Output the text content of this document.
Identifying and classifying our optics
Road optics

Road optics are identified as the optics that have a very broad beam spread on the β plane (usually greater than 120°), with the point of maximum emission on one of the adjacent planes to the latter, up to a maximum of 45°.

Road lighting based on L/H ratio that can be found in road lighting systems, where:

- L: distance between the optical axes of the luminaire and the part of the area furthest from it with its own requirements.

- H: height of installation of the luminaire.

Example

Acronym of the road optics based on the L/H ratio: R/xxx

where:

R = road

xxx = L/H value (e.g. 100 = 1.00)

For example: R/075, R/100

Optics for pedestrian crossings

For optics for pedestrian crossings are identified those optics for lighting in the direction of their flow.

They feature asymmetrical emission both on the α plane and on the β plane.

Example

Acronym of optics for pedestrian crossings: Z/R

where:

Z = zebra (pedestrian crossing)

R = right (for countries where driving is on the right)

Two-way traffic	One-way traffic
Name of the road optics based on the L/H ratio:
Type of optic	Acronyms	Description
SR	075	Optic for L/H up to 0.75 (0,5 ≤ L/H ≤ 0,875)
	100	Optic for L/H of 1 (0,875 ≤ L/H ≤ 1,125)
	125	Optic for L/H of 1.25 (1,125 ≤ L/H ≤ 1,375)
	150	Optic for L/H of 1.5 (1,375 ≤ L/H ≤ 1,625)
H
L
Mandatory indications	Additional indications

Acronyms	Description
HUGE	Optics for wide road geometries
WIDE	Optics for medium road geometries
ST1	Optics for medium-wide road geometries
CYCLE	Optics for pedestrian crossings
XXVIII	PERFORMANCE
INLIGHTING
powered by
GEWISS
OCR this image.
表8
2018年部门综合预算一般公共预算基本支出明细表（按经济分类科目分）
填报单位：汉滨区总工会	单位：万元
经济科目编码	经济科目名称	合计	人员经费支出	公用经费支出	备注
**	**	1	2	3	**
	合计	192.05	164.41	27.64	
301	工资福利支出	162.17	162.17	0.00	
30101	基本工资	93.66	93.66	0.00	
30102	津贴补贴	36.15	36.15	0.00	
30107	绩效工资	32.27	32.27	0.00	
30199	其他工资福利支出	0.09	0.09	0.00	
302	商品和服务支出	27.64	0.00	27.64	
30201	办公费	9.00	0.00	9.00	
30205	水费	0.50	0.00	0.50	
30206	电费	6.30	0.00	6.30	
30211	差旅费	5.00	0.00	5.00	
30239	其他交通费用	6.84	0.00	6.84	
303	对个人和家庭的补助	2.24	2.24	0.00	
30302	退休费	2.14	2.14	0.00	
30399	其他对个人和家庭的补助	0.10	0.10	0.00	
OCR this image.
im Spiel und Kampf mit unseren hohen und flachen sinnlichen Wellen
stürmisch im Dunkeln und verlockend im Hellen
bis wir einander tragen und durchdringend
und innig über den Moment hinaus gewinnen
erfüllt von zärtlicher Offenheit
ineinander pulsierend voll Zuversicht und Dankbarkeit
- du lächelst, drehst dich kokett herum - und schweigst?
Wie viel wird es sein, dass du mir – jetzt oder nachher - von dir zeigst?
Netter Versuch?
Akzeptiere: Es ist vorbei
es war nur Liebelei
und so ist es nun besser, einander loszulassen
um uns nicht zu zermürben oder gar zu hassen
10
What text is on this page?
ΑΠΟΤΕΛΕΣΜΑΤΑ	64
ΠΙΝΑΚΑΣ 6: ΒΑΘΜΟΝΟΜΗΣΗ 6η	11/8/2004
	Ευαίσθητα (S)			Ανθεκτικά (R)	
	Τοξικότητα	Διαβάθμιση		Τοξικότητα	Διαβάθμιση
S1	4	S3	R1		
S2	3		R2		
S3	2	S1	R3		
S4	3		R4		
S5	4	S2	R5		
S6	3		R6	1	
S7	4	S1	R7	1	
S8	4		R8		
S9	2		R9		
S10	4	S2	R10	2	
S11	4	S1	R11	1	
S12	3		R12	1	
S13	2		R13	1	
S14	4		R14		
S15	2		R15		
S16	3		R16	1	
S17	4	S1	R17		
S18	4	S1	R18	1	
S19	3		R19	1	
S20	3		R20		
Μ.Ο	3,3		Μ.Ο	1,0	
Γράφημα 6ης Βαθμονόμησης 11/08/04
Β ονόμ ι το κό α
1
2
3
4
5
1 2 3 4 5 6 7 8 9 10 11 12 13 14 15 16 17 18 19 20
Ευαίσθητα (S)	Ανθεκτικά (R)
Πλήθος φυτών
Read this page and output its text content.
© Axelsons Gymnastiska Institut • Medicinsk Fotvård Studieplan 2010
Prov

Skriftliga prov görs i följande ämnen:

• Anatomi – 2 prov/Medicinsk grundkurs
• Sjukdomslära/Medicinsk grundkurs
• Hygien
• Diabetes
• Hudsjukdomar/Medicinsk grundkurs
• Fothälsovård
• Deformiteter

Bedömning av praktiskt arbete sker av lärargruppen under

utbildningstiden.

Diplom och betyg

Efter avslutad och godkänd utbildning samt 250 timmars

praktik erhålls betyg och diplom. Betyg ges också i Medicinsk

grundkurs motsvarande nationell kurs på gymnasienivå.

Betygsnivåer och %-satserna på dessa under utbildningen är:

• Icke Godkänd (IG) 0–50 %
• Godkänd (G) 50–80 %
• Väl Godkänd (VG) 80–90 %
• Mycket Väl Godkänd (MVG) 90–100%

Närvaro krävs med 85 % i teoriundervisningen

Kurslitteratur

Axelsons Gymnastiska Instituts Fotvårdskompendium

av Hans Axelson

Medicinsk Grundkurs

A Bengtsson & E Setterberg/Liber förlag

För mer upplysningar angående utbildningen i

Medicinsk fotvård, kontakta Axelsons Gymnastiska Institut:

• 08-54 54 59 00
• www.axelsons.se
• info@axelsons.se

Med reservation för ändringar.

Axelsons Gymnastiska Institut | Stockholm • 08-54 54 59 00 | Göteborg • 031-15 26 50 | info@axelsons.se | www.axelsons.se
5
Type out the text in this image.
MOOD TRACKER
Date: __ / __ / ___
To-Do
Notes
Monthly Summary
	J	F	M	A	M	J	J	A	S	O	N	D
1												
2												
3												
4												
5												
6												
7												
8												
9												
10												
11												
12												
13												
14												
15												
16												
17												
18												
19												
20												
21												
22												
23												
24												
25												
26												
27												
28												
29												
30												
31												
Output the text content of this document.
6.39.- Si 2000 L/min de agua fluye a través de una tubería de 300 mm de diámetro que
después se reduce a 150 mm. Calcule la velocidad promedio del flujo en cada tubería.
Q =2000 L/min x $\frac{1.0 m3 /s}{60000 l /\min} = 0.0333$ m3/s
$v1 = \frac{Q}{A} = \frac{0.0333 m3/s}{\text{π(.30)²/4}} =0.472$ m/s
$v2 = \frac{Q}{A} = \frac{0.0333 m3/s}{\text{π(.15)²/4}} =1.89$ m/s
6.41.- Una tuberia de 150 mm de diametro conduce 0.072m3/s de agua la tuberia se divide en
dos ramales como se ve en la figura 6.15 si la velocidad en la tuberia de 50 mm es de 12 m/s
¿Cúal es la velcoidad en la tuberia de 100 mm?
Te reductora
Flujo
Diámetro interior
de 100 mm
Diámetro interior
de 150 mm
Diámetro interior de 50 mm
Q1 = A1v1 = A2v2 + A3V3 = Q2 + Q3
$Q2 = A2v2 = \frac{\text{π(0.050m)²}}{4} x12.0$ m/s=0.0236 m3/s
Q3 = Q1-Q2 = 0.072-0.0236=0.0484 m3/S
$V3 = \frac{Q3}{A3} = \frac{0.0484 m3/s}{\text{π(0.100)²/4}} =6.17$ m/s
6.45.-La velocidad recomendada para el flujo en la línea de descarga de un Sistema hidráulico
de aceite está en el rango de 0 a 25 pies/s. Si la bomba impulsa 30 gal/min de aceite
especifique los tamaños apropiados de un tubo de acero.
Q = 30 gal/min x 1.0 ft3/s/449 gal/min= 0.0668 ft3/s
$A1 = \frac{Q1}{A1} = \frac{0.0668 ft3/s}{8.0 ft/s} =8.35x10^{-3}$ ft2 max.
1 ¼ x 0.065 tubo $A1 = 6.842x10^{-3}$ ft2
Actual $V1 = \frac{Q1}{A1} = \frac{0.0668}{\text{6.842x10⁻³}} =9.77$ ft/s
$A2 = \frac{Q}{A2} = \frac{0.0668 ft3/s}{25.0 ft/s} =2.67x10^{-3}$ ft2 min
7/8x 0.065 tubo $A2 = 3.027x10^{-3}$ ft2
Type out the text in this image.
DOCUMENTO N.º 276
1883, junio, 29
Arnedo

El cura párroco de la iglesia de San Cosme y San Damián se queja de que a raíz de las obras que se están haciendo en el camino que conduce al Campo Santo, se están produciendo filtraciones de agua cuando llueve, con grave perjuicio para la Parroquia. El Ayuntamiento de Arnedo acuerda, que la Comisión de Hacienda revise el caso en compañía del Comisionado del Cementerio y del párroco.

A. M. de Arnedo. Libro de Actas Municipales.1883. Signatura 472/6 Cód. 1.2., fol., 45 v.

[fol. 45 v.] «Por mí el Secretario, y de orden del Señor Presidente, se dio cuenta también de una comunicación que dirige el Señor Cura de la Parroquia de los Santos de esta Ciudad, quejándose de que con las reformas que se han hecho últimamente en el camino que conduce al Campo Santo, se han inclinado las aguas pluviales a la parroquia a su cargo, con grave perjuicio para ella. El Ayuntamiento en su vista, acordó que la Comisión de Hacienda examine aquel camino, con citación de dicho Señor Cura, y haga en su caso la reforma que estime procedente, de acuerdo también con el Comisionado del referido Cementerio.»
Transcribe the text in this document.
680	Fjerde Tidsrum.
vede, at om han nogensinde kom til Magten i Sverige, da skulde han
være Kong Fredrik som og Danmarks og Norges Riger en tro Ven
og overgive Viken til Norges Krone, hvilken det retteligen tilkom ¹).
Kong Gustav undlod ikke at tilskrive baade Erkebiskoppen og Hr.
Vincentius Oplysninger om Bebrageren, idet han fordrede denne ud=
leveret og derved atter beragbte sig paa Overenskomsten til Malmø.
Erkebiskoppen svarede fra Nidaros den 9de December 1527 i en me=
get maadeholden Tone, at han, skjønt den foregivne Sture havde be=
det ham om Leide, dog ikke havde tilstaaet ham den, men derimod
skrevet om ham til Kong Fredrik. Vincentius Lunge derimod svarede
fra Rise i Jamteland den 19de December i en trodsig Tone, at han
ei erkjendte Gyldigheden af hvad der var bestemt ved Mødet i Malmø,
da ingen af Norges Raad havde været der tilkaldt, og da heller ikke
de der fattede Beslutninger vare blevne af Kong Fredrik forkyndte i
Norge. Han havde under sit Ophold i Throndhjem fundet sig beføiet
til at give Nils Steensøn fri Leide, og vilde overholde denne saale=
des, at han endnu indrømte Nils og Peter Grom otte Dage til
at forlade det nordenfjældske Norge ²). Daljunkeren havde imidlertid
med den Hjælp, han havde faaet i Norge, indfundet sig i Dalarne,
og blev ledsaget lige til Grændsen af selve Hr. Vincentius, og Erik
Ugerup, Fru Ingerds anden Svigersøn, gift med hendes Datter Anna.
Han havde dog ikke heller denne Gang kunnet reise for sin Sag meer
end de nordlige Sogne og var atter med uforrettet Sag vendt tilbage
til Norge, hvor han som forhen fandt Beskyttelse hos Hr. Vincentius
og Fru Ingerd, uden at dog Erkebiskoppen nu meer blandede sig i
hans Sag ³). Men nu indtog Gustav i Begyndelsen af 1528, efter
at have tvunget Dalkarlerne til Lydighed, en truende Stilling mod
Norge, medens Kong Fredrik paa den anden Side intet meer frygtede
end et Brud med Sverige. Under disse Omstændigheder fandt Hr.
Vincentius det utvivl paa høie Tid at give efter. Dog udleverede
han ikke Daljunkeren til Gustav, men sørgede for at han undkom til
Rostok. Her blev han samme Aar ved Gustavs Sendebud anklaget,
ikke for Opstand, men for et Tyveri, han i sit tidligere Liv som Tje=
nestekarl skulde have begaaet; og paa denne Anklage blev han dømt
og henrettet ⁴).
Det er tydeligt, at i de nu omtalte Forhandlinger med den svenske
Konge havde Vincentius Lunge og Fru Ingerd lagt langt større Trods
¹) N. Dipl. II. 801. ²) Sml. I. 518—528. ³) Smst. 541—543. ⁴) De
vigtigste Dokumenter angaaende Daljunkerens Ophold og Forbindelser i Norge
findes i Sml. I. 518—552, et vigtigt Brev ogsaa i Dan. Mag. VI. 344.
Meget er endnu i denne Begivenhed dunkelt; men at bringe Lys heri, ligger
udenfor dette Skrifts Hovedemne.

•••••

Pull every line containing "text" out of the records.

# EXERCISE ANSWER:
Output the text content of this document.
What text is on this page?
Read this page and output its text content.
Type out the text in this image.
Output the text content of this document.
$v1 = \frac{Q}{A} = \frac{0.0333 m3/s}{\text{π(.30)²/4}} =0.472$ m/s
$v2 = \frac{Q}{A} = \frac{0.0333 m3/s}{\text{π(.15)²/4}} =1.89$ m/s
$Q2 = A2v2 = \frac{\text{π(0.050m)²}}{4} x12.0$ m/s=0.0236 m3/s
$V3 = \frac{Q3}{A3} = \frac{0.0484 m3/s}{\text{π(0.100)²/4}} =6.17$ m/s
Actual $V1 = \frac{Q1}{A1} = \frac{0.0668}{\text{6.842x10⁻³}} =9.77$ ft/s
Type out the text in this image.
Transcribe the text in this document.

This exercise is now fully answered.